Written task
Starting at the line that holds "Convert this screenshot", restate every line word for word up to and including the last one in the listing below, and omit all pictures.

Records to process

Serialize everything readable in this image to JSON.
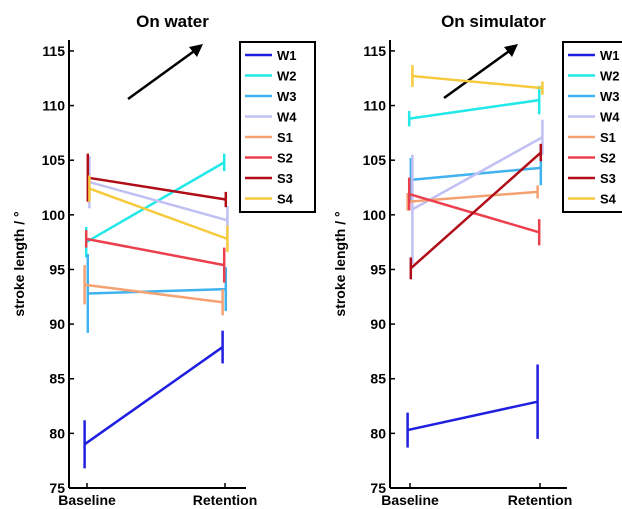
{
  "chart_data": [
    {
      "type": "line",
      "title": "On water",
      "ylabel": "stroke length / °",
      "xlabel": "",
      "categories": [
        "Baseline",
        "Retention"
      ],
      "ylim": [
        75,
        116
      ],
      "yticks": [
        75,
        80,
        85,
        90,
        95,
        100,
        105,
        110,
        115
      ],
      "grid": false,
      "legend_position": "top-right",
      "annotation": "arrow pointing up-right (increasing direction)",
      "series": [
        {
          "name": "W1",
          "color": "#1f1fe0",
          "values": [
            79.0,
            87.9
          ],
          "error": [
            2.2,
            1.5
          ]
        },
        {
          "name": "W2",
          "color": "#22e8e8",
          "values": [
            97.5,
            104.8
          ],
          "error": [
            1.4,
            0.8
          ]
        },
        {
          "name": "W3",
          "color": "#3fb2ef",
          "values": [
            92.8,
            93.2
          ],
          "error": [
            3.6,
            2.0
          ]
        },
        {
          "name": "W4",
          "color": "#c0c0f4",
          "values": [
            103.0,
            99.5
          ],
          "error": [
            2.4,
            1.3
          ]
        },
        {
          "name": "S1",
          "color": "#f5a273",
          "values": [
            93.6,
            92.0
          ],
          "error": [
            1.8,
            1.2
          ]
        },
        {
          "name": "S2",
          "color": "#ec3f4e",
          "values": [
            97.8,
            95.4
          ],
          "error": [
            0.8,
            1.6
          ]
        },
        {
          "name": "S3",
          "color": "#b00d18",
          "values": [
            103.4,
            101.4
          ],
          "error": [
            2.2,
            0.7
          ]
        },
        {
          "name": "S4",
          "color": "#f7c93c",
          "values": [
            102.4,
            97.8
          ],
          "error": [
            1.2,
            1.2
          ]
        }
      ]
    },
    {
      "type": "line",
      "title": "On simulator",
      "ylabel": "stroke length / °",
      "xlabel": "",
      "categories": [
        "Baseline",
        "Retention"
      ],
      "ylim": [
        75,
        116
      ],
      "yticks": [
        75,
        80,
        85,
        90,
        95,
        100,
        105,
        110,
        115
      ],
      "grid": false,
      "legend_position": "top-right",
      "annotation": "arrow pointing up-right (increasing direction)",
      "series": [
        {
          "name": "W1",
          "color": "#1f1fe0",
          "values": [
            80.3,
            82.9
          ],
          "error": [
            1.6,
            3.4
          ]
        },
        {
          "name": "W2",
          "color": "#22e8e8",
          "values": [
            108.8,
            110.5
          ],
          "error": [
            0.7,
            1.3
          ]
        },
        {
          "name": "W3",
          "color": "#3fb2ef",
          "values": [
            103.2,
            104.3
          ],
          "error": [
            2.0,
            1.6
          ]
        },
        {
          "name": "W4",
          "color": "#c0c0f4",
          "values": [
            100.5,
            107.1
          ],
          "error": [
            5.0,
            1.6
          ]
        },
        {
          "name": "S1",
          "color": "#f5a273",
          "values": [
            101.2,
            102.1
          ],
          "error": [
            0.8,
            0.6
          ]
        },
        {
          "name": "S2",
          "color": "#ec3f4e",
          "values": [
            101.9,
            98.4
          ],
          "error": [
            1.5,
            1.2
          ]
        },
        {
          "name": "S3",
          "color": "#b00d18",
          "values": [
            95.1,
            105.7
          ],
          "error": [
            1.0,
            0.8
          ]
        },
        {
          "name": "S4",
          "color": "#f7c93c",
          "values": [
            112.7,
            111.6
          ],
          "error": [
            1.0,
            0.6
          ]
        }
      ]
    }
  ]
}
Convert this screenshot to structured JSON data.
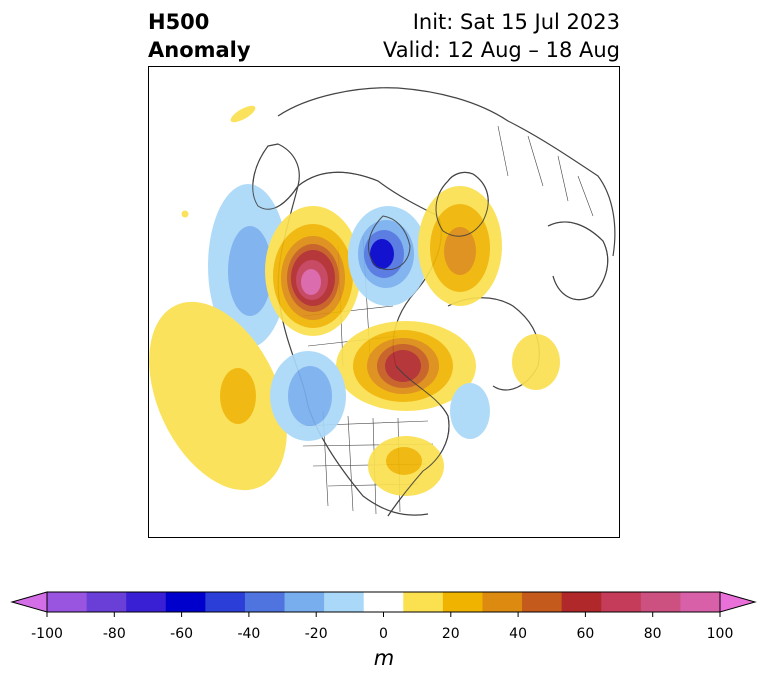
{
  "title": {
    "line1": "H500",
    "line2": "Anomaly",
    "init": "Init: Sat 15 Jul 2023",
    "valid": "Valid: 12 Aug – 18 Aug"
  },
  "colorbar": {
    "unit": "m",
    "ticks": [
      "-100",
      "-80",
      "-60",
      "-40",
      "-20",
      "0",
      "20",
      "40",
      "60",
      "80",
      "100"
    ],
    "colors": [
      "#d46ee6",
      "#9a55e0",
      "#6a3fd8",
      "#3a20d4",
      "#0000cc",
      "#2b3ed8",
      "#4f74e0",
      "#78aeee",
      "#aad8f8",
      "#ffffff",
      "#fbe050",
      "#f0b400",
      "#dc8a10",
      "#c45a1c",
      "#b0282a",
      "#c43c5a",
      "#cc5080",
      "#d860a8",
      "#e870d8"
    ]
  },
  "map": {
    "border_color": "#444444",
    "anomaly_colors": {
      "pos_light": "#fbe050",
      "pos_mid": "#f0b400",
      "pos_dark": "#dc8a10",
      "pos_red": "#b0282a",
      "pos_pink": "#d860a8",
      "neg_light": "#aad8f8",
      "neg_mid": "#78aeee",
      "neg_dark": "#4f74e0",
      "neg_blue": "#0000cc"
    }
  }
}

Completed exercise
Convert this screenshot to structured JSON data.
{
  "title": {
    "line1": "H500",
    "line2": "Anomaly",
    "init": "Init: Sat 15 Jul 2023",
    "valid": "Valid: 12 Aug – 18 Aug"
  },
  "colorbar": {
    "unit": "m",
    "ticks": [
      "-100",
      "-80",
      "-60",
      "-40",
      "-20",
      "0",
      "20",
      "40",
      "60",
      "80",
      "100"
    ],
    "colors": [
      "#d46ee6",
      "#9a55e0",
      "#6a3fd8",
      "#3a20d4",
      "#0000cc",
      "#2b3ed8",
      "#4f74e0",
      "#78aeee",
      "#aad8f8",
      "#ffffff",
      "#fbe050",
      "#f0b400",
      "#dc8a10",
      "#c45a1c",
      "#b0282a",
      "#c43c5a",
      "#cc5080",
      "#d860a8",
      "#e870d8"
    ]
  },
  "map": {
    "border_color": "#444444",
    "anomaly_colors": {
      "pos_light": "#fbe050",
      "pos_mid": "#f0b400",
      "pos_dark": "#dc8a10",
      "pos_red": "#b0282a",
      "pos_pink": "#d860a8",
      "neg_light": "#aad8f8",
      "neg_mid": "#78aeee",
      "neg_dark": "#4f74e0",
      "neg_blue": "#0000cc"
    }
  }
}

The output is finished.